>> begin Extracted records

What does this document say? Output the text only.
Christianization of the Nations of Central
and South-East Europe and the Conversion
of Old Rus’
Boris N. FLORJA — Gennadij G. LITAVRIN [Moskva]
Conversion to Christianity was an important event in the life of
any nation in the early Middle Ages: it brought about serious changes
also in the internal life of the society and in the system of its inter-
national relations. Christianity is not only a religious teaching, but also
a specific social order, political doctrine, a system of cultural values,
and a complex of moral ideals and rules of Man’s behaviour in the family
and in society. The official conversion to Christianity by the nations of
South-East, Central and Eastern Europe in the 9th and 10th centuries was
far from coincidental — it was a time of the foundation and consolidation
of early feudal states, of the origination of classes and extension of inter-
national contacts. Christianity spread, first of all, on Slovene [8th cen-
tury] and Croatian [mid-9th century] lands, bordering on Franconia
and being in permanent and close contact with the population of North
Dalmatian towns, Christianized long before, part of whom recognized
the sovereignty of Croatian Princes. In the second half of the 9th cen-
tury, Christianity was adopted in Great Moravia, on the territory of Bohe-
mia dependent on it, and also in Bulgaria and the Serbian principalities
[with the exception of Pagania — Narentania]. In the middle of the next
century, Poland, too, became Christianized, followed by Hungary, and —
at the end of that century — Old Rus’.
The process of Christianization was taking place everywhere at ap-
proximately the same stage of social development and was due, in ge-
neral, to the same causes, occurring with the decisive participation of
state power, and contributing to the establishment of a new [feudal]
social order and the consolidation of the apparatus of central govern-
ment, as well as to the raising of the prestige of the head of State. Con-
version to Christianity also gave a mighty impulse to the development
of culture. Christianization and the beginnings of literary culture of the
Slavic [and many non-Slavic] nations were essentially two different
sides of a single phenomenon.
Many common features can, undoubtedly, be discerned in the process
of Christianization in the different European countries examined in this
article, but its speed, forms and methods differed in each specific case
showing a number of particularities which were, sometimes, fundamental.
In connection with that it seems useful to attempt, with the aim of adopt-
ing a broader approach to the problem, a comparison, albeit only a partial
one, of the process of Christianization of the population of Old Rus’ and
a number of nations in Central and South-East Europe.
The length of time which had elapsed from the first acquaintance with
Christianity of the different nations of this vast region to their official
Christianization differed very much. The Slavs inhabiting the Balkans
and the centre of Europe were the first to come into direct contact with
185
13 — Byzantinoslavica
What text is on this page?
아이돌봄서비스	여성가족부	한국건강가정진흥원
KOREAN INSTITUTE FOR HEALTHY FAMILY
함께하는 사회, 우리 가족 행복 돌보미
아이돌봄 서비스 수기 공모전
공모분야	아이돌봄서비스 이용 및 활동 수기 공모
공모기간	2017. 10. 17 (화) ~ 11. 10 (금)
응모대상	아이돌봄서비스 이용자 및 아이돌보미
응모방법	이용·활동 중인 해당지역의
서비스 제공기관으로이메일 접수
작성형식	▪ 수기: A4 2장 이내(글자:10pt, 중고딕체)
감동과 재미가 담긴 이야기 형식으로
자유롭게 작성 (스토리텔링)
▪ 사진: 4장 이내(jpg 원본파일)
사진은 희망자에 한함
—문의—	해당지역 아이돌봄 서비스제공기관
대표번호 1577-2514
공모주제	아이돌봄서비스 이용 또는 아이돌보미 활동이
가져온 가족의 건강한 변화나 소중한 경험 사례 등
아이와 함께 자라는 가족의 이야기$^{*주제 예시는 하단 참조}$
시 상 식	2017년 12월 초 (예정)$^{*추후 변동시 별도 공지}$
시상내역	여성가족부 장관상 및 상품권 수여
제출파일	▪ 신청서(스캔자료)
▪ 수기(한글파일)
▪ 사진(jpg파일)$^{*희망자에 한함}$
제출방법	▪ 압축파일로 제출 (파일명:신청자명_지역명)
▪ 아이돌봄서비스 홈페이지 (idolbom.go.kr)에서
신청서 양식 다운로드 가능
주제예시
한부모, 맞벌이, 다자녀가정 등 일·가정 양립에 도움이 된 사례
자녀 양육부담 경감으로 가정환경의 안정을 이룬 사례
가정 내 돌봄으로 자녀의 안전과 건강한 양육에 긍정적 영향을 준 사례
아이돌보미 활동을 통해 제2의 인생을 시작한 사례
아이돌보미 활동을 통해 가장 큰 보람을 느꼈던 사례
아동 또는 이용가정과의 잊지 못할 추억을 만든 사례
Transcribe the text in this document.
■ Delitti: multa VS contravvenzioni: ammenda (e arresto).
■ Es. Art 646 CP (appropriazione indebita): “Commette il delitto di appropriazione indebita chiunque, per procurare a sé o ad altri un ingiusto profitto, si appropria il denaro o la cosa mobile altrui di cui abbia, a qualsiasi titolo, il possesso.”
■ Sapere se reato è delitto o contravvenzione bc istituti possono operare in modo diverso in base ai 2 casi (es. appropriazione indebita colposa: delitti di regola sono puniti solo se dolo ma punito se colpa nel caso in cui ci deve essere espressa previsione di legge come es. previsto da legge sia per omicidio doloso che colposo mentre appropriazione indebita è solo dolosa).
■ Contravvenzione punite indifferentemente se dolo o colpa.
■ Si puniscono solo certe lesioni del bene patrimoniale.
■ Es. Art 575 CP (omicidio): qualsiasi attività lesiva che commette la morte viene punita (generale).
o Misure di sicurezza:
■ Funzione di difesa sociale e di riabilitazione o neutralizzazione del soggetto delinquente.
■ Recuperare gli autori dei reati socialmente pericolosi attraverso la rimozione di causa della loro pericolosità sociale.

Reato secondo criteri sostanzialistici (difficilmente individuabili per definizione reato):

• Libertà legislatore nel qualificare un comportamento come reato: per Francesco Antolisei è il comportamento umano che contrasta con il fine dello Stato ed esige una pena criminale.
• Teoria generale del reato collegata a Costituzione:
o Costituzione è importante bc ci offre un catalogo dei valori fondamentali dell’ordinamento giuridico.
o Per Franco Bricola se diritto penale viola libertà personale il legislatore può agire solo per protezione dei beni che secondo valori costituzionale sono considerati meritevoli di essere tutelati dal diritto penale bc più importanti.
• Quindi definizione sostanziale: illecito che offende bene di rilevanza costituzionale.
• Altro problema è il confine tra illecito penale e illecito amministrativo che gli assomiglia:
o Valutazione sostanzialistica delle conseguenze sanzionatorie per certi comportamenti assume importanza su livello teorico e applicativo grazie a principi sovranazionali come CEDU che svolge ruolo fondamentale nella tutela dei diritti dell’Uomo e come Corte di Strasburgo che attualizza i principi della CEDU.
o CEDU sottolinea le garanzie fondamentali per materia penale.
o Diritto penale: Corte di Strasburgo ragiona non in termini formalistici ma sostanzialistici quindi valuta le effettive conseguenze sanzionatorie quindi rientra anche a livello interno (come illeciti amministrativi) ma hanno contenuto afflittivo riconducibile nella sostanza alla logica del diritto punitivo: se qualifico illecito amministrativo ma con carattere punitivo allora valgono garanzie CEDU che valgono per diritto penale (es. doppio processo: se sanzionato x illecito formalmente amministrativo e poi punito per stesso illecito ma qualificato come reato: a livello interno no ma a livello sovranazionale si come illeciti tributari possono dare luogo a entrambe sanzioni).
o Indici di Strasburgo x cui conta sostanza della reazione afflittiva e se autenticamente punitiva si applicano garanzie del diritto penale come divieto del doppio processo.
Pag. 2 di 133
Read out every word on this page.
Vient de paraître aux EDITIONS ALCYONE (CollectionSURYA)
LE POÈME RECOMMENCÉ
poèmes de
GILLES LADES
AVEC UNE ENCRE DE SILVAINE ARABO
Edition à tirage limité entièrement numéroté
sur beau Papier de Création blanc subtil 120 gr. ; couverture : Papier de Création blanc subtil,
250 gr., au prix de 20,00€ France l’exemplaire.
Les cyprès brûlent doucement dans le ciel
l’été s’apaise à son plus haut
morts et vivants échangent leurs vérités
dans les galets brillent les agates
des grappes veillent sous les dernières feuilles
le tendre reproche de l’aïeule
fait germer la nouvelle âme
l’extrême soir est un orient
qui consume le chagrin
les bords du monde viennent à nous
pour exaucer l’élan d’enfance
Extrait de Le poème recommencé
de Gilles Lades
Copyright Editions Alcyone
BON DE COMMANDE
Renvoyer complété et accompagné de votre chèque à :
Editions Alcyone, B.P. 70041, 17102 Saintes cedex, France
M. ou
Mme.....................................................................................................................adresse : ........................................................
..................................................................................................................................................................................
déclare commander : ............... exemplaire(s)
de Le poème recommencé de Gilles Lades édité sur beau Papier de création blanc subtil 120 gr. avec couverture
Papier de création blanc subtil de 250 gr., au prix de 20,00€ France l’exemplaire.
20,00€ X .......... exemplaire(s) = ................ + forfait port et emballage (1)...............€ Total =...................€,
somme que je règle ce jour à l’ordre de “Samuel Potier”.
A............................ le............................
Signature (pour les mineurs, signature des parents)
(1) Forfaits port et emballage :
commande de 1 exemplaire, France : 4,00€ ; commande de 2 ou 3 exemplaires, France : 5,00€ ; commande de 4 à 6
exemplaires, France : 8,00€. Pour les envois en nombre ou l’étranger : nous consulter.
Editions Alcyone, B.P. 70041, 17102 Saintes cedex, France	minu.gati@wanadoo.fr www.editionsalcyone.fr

>> end Extracted records

What to work on:
In the listing above, find each line with the word "also" and copy it.

Correct result:
also in the internal life of the society and in the system of its inter-
national relations. Christianity is not only a religious teaching, but also
mia dependent on it, and also in Bulgaria and the Serbian principalities
version to Christianity also gave a mighty impulse to the development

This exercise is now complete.